What to produce
Can the data below be echoed back word for word?

Material shown
"""

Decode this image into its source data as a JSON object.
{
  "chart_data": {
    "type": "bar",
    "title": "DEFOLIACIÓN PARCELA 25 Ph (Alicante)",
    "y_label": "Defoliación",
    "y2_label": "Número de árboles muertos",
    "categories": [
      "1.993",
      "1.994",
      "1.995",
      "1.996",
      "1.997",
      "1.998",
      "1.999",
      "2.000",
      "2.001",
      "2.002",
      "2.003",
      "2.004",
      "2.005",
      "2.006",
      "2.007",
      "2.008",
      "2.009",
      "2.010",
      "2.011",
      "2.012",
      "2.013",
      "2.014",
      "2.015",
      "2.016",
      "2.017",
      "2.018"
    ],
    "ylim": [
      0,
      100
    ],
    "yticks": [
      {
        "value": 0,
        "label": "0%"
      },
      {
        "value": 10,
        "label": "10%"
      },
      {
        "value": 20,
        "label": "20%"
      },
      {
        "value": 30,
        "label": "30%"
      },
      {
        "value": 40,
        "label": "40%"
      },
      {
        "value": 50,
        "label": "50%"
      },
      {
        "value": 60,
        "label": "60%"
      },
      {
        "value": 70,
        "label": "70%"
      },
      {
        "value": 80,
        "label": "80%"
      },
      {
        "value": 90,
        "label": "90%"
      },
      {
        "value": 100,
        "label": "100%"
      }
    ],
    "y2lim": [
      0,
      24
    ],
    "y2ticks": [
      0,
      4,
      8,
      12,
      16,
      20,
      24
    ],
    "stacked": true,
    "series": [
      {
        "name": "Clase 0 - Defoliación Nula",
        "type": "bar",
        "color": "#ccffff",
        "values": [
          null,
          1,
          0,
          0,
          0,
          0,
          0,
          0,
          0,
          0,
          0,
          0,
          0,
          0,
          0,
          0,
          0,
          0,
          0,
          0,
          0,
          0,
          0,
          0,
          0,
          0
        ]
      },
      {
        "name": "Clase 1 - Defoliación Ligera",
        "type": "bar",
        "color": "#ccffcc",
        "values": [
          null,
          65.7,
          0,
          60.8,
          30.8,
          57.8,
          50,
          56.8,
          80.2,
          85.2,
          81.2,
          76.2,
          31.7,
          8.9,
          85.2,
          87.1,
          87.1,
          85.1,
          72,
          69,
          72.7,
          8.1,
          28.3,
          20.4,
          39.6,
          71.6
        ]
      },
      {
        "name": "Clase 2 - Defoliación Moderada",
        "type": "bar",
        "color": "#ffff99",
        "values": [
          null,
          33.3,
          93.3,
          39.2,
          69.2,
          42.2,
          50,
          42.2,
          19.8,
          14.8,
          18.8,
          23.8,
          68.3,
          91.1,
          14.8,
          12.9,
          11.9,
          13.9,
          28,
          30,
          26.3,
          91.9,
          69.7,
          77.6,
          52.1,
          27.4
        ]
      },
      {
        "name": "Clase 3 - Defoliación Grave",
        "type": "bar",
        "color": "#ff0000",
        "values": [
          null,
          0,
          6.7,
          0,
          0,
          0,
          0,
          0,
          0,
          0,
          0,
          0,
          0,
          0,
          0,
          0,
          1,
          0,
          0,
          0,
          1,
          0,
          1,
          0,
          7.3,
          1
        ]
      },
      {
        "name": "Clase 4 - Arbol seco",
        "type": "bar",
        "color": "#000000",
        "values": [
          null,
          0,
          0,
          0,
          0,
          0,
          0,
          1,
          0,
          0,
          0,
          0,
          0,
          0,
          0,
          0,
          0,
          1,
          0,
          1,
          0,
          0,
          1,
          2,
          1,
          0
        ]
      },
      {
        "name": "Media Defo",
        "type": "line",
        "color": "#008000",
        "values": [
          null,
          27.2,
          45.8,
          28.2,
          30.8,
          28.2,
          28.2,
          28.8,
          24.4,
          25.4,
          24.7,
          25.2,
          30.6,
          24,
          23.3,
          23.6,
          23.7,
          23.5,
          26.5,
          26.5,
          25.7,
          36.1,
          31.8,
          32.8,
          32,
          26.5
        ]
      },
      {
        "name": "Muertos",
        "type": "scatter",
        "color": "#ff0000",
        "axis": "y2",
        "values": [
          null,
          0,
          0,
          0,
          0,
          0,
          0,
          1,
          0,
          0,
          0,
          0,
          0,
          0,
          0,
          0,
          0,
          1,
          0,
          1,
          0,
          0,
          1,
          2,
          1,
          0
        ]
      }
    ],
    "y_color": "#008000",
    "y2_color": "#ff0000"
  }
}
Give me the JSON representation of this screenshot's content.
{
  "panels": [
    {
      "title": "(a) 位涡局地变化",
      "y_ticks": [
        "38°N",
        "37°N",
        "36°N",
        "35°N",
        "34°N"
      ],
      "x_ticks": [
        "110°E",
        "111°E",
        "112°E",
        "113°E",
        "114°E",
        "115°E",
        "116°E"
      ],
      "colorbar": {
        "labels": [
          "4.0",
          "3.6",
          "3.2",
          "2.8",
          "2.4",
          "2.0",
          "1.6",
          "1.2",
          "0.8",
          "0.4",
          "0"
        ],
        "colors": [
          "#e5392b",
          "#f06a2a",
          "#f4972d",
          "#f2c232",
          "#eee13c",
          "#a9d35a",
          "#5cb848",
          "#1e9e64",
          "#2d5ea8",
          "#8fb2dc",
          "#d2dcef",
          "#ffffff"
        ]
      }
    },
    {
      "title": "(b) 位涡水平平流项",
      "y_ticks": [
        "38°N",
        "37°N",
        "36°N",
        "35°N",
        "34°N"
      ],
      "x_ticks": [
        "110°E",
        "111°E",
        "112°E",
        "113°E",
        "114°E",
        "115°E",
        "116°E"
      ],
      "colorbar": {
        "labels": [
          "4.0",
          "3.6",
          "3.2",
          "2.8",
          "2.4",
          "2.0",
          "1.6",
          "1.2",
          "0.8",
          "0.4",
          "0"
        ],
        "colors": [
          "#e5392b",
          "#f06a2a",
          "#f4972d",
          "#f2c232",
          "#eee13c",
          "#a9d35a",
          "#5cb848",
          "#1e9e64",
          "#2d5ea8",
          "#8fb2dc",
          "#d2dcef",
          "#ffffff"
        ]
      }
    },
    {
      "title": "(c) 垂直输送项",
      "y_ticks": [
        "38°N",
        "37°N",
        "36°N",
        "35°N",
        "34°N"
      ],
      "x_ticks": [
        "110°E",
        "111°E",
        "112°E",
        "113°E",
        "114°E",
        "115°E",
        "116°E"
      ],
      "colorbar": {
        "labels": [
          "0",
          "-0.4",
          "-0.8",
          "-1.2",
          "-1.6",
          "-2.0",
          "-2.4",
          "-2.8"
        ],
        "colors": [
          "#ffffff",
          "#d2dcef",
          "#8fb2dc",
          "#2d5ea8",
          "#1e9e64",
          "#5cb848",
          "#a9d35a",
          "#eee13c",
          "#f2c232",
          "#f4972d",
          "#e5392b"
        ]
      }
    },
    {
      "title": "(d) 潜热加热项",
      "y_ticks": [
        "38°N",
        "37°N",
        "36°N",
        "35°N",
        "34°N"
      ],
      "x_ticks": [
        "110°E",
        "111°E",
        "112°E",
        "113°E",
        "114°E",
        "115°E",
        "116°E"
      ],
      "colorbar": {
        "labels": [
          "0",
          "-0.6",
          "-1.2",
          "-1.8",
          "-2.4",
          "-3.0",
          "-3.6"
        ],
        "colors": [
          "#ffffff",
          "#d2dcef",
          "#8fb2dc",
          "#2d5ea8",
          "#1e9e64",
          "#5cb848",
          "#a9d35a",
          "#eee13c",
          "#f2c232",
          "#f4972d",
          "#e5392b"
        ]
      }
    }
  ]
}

"""

Output below
Decode this image into its source data as a JSON object.
{
  "chart_data": {
    "type": "bar",
    "title": "DEFOLIACIÓN PARCELA 25 Ph (Alicante)",
    "y_label": "Defoliación",
    "y2_label": "Número de árboles muertos",
    "categories": [
      "1.993",
      "1.994",
      "1.995",
      "1.996",
      "1.997",
      "1.998",
      "1.999",
      "2.000",
      "2.001",
      "2.002",
      "2.003",
      "2.004",
      "2.005",
      "2.006",
      "2.007",
      "2.008",
      "2.009",
      "2.010",
      "2.011",
      "2.012",
      "2.013",
      "2.014",
      "2.015",
      "2.016",
      "2.017",
      "2.018"
    ],
    "ylim": [
      0,
      100
    ],
    "yticks": [
      {
        "value": 0,
        "label": "0%"
      },
      {
        "value": 10,
        "label": "10%"
      },
      {
        "value": 20,
        "label": "20%"
      },
      {
        "value": 30,
        "label": "30%"
      },
      {
        "value": 40,
        "label": "40%"
      },
      {
        "value": 50,
        "label": "50%"
      },
      {
        "value": 60,
        "label": "60%"
      },
      {
        "value": 70,
        "label": "70%"
      },
      {
        "value": 80,
        "label": "80%"
      },
      {
        "value": 90,
        "label": "90%"
      },
      {
        "value": 100,
        "label": "100%"
      }
    ],
    "y2lim": [
      0,
      24
    ],
    "y2ticks": [
      0,
      4,
      8,
      12,
      16,
      20,
      24
    ],
    "stacked": true,
    "series": [
      {
        "name": "Clase 0 - Defoliación Nula",
        "type": "bar",
        "color": "#ccffff",
        "values": [
          null,
          1,
          0,
          0,
          0,
          0,
          0,
          0,
          0,
          0,
          0,
          0,
          0,
          0,
          0,
          0,
          0,
          0,
          0,
          0,
          0,
          0,
          0,
          0,
          0,
          0
        ]
      },
      {
        "name": "Clase 1 - Defoliación Ligera",
        "type": "bar",
        "color": "#ccffcc",
        "values": [
          null,
          65.7,
          0,
          60.8,
          30.8,
          57.8,
          50,
          56.8,
          80.2,
          85.2,
          81.2,
          76.2,
          31.7,
          8.9,
          85.2,
          87.1,
          87.1,
          85.1,
          72,
          69,
          72.7,
          8.1,
          28.3,
          20.4,
          39.6,
          71.6
        ]
      },
      {
        "name": "Clase 2 - Defoliación Moderada",
        "type": "bar",
        "color": "#ffff99",
        "values": [
          null,
          33.3,
          93.3,
          39.2,
          69.2,
          42.2,
          50,
          42.2,
          19.8,
          14.8,
          18.8,
          23.8,
          68.3,
          91.1,
          14.8,
          12.9,
          11.9,
          13.9,
          28,
          30,
          26.3,
          91.9,
          69.7,
          77.6,
          52.1,
          27.4
        ]
      },
      {
        "name": "Clase 3 - Defoliación Grave",
        "type": "bar",
        "color": "#ff0000",
        "values": [
          null,
          0,
          6.7,
          0,
          0,
          0,
          0,
          0,
          0,
          0,
          0,
          0,
          0,
          0,
          0,
          0,
          1,
          0,
          0,
          0,
          1,
          0,
          1,
          0,
          7.3,
          1
        ]
      },
      {
        "name": "Clase 4 - Arbol seco",
        "type": "bar",
        "color": "#000000",
        "values": [
          null,
          0,
          0,
          0,
          0,
          0,
          0,
          1,
          0,
          0,
          0,
          0,
          0,
          0,
          0,
          0,
          0,
          1,
          0,
          1,
          0,
          0,
          1,
          2,
          1,
          0
        ]
      },
      {
        "name": "Media Defo",
        "type": "line",
        "color": "#008000",
        "values": [
          null,
          27.2,
          45.8,
          28.2,
          30.8,
          28.2,
          28.2,
          28.8,
          24.4,
          25.4,
          24.7,
          25.2,
          30.6,
          24,
          23.3,
          23.6,
          23.7,
          23.5,
          26.5,
          26.5,
          25.7,
          36.1,
          31.8,
          32.8,
          32,
          26.5
        ]
      },
      {
        "name": "Muertos",
        "type": "scatter",
        "color": "#ff0000",
        "axis": "y2",
        "values": [
          null,
          0,
          0,
          0,
          0,
          0,
          0,
          1,
          0,
          0,
          0,
          0,
          0,
          0,
          0,
          0,
          0,
          1,
          0,
          1,
          0,
          0,
          1,
          2,
          1,
          0
        ]
      }
    ],
    "y_color": "#008000",
    "y2_color": "#ff0000"
  }
}
Give me the JSON representation of this screenshot's content.
{
  "panels": [
    {
      "title": "(a) 位涡局地变化",
      "y_ticks": [
        "38°N",
        "37°N",
        "36°N",
        "35°N",
        "34°N"
      ],
      "x_ticks": [
        "110°E",
        "111°E",
        "112°E",
        "113°E",
        "114°E",
        "115°E",
        "116°E"
      ],
      "colorbar": {
        "labels": [
          "4.0",
          "3.6",
          "3.2",
          "2.8",
          "2.4",
          "2.0",
          "1.6",
          "1.2",
          "0.8",
          "0.4",
          "0"
        ],
        "colors": [
          "#e5392b",
          "#f06a2a",
          "#f4972d",
          "#f2c232",
          "#eee13c",
          "#a9d35a",
          "#5cb848",
          "#1e9e64",
          "#2d5ea8",
          "#8fb2dc",
          "#d2dcef",
          "#ffffff"
        ]
      }
    },
    {
      "title": "(b) 位涡水平平流项",
      "y_ticks": [
        "38°N",
        "37°N",
        "36°N",
        "35°N",
        "34°N"
      ],
      "x_ticks": [
        "110°E",
        "111°E",
        "112°E",
        "113°E",
        "114°E",
        "115°E",
        "116°E"
      ],
      "colorbar": {
        "labels": [
          "4.0",
          "3.6",
          "3.2",
          "2.8",
          "2.4",
          "2.0",
          "1.6",
          "1.2",
          "0.8",
          "0.4",
          "0"
        ],
        "colors": [
          "#e5392b",
          "#f06a2a",
          "#f4972d",
          "#f2c232",
          "#eee13c",
          "#a9d35a",
          "#5cb848",
          "#1e9e64",
          "#2d5ea8",
          "#8fb2dc",
          "#d2dcef",
          "#ffffff"
        ]
      }
    },
    {
      "title": "(c) 垂直输送项",
      "y_ticks": [
        "38°N",
        "37°N",
        "36°N",
        "35°N",
        "34°N"
      ],
      "x_ticks": [
        "110°E",
        "111°E",
        "112°E",
        "113°E",
        "114°E",
        "115°E",
        "116°E"
      ],
      "colorbar": {
        "labels": [
          "0",
          "-0.4",
          "-0.8",
          "-1.2",
          "-1.6",
          "-2.0",
          "-2.4",
          "-2.8"
        ],
        "colors": [
          "#ffffff",
          "#d2dcef",
          "#8fb2dc",
          "#2d5ea8",
          "#1e9e64",
          "#5cb848",
          "#a9d35a",
          "#eee13c",
          "#f2c232",
          "#f4972d",
          "#e5392b"
        ]
      }
    },
    {
      "title": "(d) 潜热加热项",
      "y_ticks": [
        "38°N",
        "37°N",
        "36°N",
        "35°N",
        "34°N"
      ],
      "x_ticks": [
        "110°E",
        "111°E",
        "112°E",
        "113°E",
        "114°E",
        "115°E",
        "116°E"
      ],
      "colorbar": {
        "labels": [
          "0",
          "-0.6",
          "-1.2",
          "-1.8",
          "-2.4",
          "-3.0",
          "-3.6"
        ],
        "colors": [
          "#ffffff",
          "#d2dcef",
          "#8fb2dc",
          "#2d5ea8",
          "#1e9e64",
          "#5cb848",
          "#a9d35a",
          "#eee13c",
          "#f2c232",
          "#f4972d",
          "#e5392b"
        ]
      }
    }
  ]
}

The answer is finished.